** PROBLEM DETAILS **
Output the data below in full, character for character.

<<<<

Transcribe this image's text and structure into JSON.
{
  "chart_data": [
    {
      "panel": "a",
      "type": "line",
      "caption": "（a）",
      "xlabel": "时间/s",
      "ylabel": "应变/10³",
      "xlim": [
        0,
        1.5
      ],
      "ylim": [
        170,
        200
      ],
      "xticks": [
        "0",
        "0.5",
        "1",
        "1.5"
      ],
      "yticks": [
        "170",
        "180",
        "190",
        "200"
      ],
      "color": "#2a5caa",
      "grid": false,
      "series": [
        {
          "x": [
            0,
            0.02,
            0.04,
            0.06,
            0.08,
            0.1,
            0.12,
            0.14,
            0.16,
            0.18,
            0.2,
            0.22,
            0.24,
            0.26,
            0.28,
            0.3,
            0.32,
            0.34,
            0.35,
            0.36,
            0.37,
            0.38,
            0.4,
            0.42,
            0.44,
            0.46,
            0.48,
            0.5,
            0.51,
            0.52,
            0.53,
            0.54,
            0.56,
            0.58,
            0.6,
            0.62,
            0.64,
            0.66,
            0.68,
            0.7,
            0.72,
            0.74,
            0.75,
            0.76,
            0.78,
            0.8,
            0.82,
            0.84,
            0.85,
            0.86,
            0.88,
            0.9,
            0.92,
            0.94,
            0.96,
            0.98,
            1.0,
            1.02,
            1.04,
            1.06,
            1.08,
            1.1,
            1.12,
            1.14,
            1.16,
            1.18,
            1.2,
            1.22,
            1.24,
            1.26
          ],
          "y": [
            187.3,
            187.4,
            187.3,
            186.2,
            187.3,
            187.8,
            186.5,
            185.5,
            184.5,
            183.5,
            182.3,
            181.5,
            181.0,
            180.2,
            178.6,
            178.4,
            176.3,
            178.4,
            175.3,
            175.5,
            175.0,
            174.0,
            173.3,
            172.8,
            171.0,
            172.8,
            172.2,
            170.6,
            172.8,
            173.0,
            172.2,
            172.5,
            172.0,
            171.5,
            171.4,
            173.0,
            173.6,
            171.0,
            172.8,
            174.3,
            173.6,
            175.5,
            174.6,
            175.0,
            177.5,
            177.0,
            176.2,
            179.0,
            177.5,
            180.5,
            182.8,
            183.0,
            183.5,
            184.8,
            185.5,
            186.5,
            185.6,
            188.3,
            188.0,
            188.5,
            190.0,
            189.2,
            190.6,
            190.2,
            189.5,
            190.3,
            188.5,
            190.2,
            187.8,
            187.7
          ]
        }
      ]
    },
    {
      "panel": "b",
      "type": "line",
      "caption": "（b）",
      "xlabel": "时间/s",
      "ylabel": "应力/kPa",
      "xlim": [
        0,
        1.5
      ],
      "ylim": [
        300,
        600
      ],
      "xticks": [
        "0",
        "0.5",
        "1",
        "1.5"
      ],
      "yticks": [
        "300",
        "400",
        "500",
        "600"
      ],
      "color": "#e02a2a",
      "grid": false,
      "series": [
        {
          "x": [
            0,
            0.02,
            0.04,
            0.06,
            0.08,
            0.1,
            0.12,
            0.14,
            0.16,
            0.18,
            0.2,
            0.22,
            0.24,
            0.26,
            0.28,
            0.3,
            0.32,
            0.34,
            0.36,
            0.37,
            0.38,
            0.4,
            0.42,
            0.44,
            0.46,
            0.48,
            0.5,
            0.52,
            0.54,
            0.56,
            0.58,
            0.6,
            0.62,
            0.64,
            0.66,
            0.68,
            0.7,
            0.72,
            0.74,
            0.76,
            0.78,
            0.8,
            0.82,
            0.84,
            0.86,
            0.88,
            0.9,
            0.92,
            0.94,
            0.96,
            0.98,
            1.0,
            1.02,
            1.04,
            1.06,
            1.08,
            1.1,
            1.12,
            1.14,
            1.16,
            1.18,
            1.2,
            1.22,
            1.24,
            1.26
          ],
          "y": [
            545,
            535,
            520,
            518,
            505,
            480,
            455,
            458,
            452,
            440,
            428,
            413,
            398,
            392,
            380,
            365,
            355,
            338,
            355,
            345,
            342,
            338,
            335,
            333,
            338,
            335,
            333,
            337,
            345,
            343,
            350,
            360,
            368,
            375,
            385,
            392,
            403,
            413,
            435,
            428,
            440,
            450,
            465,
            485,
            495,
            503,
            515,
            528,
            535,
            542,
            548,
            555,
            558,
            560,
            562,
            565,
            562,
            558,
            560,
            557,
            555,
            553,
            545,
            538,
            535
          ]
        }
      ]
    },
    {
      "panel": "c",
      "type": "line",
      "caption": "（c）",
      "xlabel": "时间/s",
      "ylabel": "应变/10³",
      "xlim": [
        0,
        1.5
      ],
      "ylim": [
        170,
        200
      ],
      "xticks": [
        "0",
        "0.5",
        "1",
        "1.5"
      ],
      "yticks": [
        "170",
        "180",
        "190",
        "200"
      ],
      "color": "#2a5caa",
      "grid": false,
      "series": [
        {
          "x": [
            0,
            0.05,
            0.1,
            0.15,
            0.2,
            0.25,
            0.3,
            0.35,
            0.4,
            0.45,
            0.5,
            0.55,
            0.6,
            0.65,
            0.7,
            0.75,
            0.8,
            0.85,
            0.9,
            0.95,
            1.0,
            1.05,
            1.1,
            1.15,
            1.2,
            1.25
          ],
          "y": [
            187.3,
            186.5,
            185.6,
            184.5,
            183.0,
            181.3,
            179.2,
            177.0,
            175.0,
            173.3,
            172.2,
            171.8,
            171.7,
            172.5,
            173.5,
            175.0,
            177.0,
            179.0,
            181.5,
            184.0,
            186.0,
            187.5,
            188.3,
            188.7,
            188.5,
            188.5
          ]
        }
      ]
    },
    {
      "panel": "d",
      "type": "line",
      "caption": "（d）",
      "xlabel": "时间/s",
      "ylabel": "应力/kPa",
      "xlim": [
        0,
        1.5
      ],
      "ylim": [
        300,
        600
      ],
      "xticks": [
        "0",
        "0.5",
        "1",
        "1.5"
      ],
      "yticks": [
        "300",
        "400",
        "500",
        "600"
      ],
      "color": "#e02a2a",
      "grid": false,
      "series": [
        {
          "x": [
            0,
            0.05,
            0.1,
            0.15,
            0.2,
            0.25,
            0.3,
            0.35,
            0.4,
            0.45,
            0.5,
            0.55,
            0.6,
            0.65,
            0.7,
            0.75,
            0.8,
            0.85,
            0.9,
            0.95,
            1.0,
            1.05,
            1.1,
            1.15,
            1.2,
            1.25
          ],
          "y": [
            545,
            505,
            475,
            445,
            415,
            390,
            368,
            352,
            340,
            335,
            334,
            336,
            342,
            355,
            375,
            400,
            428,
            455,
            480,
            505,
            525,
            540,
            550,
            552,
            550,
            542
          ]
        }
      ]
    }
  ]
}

>>>>

** RESULT OF THE EXERCISE **
Transcribe this image's text and structure into JSON.
{
  "chart_data": [
    {
      "panel": "a",
      "type": "line",
      "caption": "（a）",
      "xlabel": "时间/s",
      "ylabel": "应变/10³",
      "xlim": [
        0,
        1.5
      ],
      "ylim": [
        170,
        200
      ],
      "xticks": [
        "0",
        "0.5",
        "1",
        "1.5"
      ],
      "yticks": [
        "170",
        "180",
        "190",
        "200"
      ],
      "color": "#2a5caa",
      "grid": false,
      "series": [
        {
          "x": [
            0,
            0.02,
            0.04,
            0.06,
            0.08,
            0.1,
            0.12,
            0.14,
            0.16,
            0.18,
            0.2,
            0.22,
            0.24,
            0.26,
            0.28,
            0.3,
            0.32,
            0.34,
            0.35,
            0.36,
            0.37,
            0.38,
            0.4,
            0.42,
            0.44,
            0.46,
            0.48,
            0.5,
            0.51,
            0.52,
            0.53,
            0.54,
            0.56,
            0.58,
            0.6,
            0.62,
            0.64,
            0.66,
            0.68,
            0.7,
            0.72,
            0.74,
            0.75,
            0.76,
            0.78,
            0.8,
            0.82,
            0.84,
            0.85,
            0.86,
            0.88,
            0.9,
            0.92,
            0.94,
            0.96,
            0.98,
            1.0,
            1.02,
            1.04,
            1.06,
            1.08,
            1.1,
            1.12,
            1.14,
            1.16,
            1.18,
            1.2,
            1.22,
            1.24,
            1.26
          ],
          "y": [
            187.3,
            187.4,
            187.3,
            186.2,
            187.3,
            187.8,
            186.5,
            185.5,
            184.5,
            183.5,
            182.3,
            181.5,
            181.0,
            180.2,
            178.6,
            178.4,
            176.3,
            178.4,
            175.3,
            175.5,
            175.0,
            174.0,
            173.3,
            172.8,
            171.0,
            172.8,
            172.2,
            170.6,
            172.8,
            173.0,
            172.2,
            172.5,
            172.0,
            171.5,
            171.4,
            173.0,
            173.6,
            171.0,
            172.8,
            174.3,
            173.6,
            175.5,
            174.6,
            175.0,
            177.5,
            177.0,
            176.2,
            179.0,
            177.5,
            180.5,
            182.8,
            183.0,
            183.5,
            184.8,
            185.5,
            186.5,
            185.6,
            188.3,
            188.0,
            188.5,
            190.0,
            189.2,
            190.6,
            190.2,
            189.5,
            190.3,
            188.5,
            190.2,
            187.8,
            187.7
          ]
        }
      ]
    },
    {
      "panel": "b",
      "type": "line",
      "caption": "（b）",
      "xlabel": "时间/s",
      "ylabel": "应力/kPa",
      "xlim": [
        0,
        1.5
      ],
      "ylim": [
        300,
        600
      ],
      "xticks": [
        "0",
        "0.5",
        "1",
        "1.5"
      ],
      "yticks": [
        "300",
        "400",
        "500",
        "600"
      ],
      "color": "#e02a2a",
      "grid": false,
      "series": [
        {
          "x": [
            0,
            0.02,
            0.04,
            0.06,
            0.08,
            0.1,
            0.12,
            0.14,
            0.16,
            0.18,
            0.2,
            0.22,
            0.24,
            0.26,
            0.28,
            0.3,
            0.32,
            0.34,
            0.36,
            0.37,
            0.38,
            0.4,
            0.42,
            0.44,
            0.46,
            0.48,
            0.5,
            0.52,
            0.54,
            0.56,
            0.58,
            0.6,
            0.62,
            0.64,
            0.66,
            0.68,
            0.7,
            0.72,
            0.74,
            0.76,
            0.78,
            0.8,
            0.82,
            0.84,
            0.86,
            0.88,
            0.9,
            0.92,
            0.94,
            0.96,
            0.98,
            1.0,
            1.02,
            1.04,
            1.06,
            1.08,
            1.1,
            1.12,
            1.14,
            1.16,
            1.18,
            1.2,
            1.22,
            1.24,
            1.26
          ],
          "y": [
            545,
            535,
            520,
            518,
            505,
            480,
            455,
            458,
            452,
            440,
            428,
            413,
            398,
            392,
            380,
            365,
            355,
            338,
            355,
            345,
            342,
            338,
            335,
            333,
            338,
            335,
            333,
            337,
            345,
            343,
            350,
            360,
            368,
            375,
            385,
            392,
            403,
            413,
            435,
            428,
            440,
            450,
            465,
            485,
            495,
            503,
            515,
            528,
            535,
            542,
            548,
            555,
            558,
            560,
            562,
            565,
            562,
            558,
            560,
            557,
            555,
            553,
            545,
            538,
            535
          ]
        }
      ]
    },
    {
      "panel": "c",
      "type": "line",
      "caption": "（c）",
      "xlabel": "时间/s",
      "ylabel": "应变/10³",
      "xlim": [
        0,
        1.5
      ],
      "ylim": [
        170,
        200
      ],
      "xticks": [
        "0",
        "0.5",
        "1",
        "1.5"
      ],
      "yticks": [
        "170",
        "180",
        "190",
        "200"
      ],
      "color": "#2a5caa",
      "grid": false,
      "series": [
        {
          "x": [
            0,
            0.05,
            0.1,
            0.15,
            0.2,
            0.25,
            0.3,
            0.35,
            0.4,
            0.45,
            0.5,
            0.55,
            0.6,
            0.65,
            0.7,
            0.75,
            0.8,
            0.85,
            0.9,
            0.95,
            1.0,
            1.05,
            1.1,
            1.15,
            1.2,
            1.25
          ],
          "y": [
            187.3,
            186.5,
            185.6,
            184.5,
            183.0,
            181.3,
            179.2,
            177.0,
            175.0,
            173.3,
            172.2,
            171.8,
            171.7,
            172.5,
            173.5,
            175.0,
            177.0,
            179.0,
            181.5,
            184.0,
            186.0,
            187.5,
            188.3,
            188.7,
            188.5,
            188.5
          ]
        }
      ]
    },
    {
      "panel": "d",
      "type": "line",
      "caption": "（d）",
      "xlabel": "时间/s",
      "ylabel": "应力/kPa",
      "xlim": [
        0,
        1.5
      ],
      "ylim": [
        300,
        600
      ],
      "xticks": [
        "0",
        "0.5",
        "1",
        "1.5"
      ],
      "yticks": [
        "300",
        "400",
        "500",
        "600"
      ],
      "color": "#e02a2a",
      "grid": false,
      "series": [
        {
          "x": [
            0,
            0.05,
            0.1,
            0.15,
            0.2,
            0.25,
            0.3,
            0.35,
            0.4,
            0.45,
            0.5,
            0.55,
            0.6,
            0.65,
            0.7,
            0.75,
            0.8,
            0.85,
            0.9,
            0.95,
            1.0,
            1.05,
            1.1,
            1.15,
            1.2,
            1.25
          ],
          "y": [
            545,
            505,
            475,
            445,
            415,
            390,
            368,
            352,
            340,
            335,
            334,
            336,
            342,
            355,
            375,
            400,
            428,
            455,
            480,
            505,
            525,
            540,
            550,
            552,
            550,
            542
          ]
        }
      ]
    }
  ]
}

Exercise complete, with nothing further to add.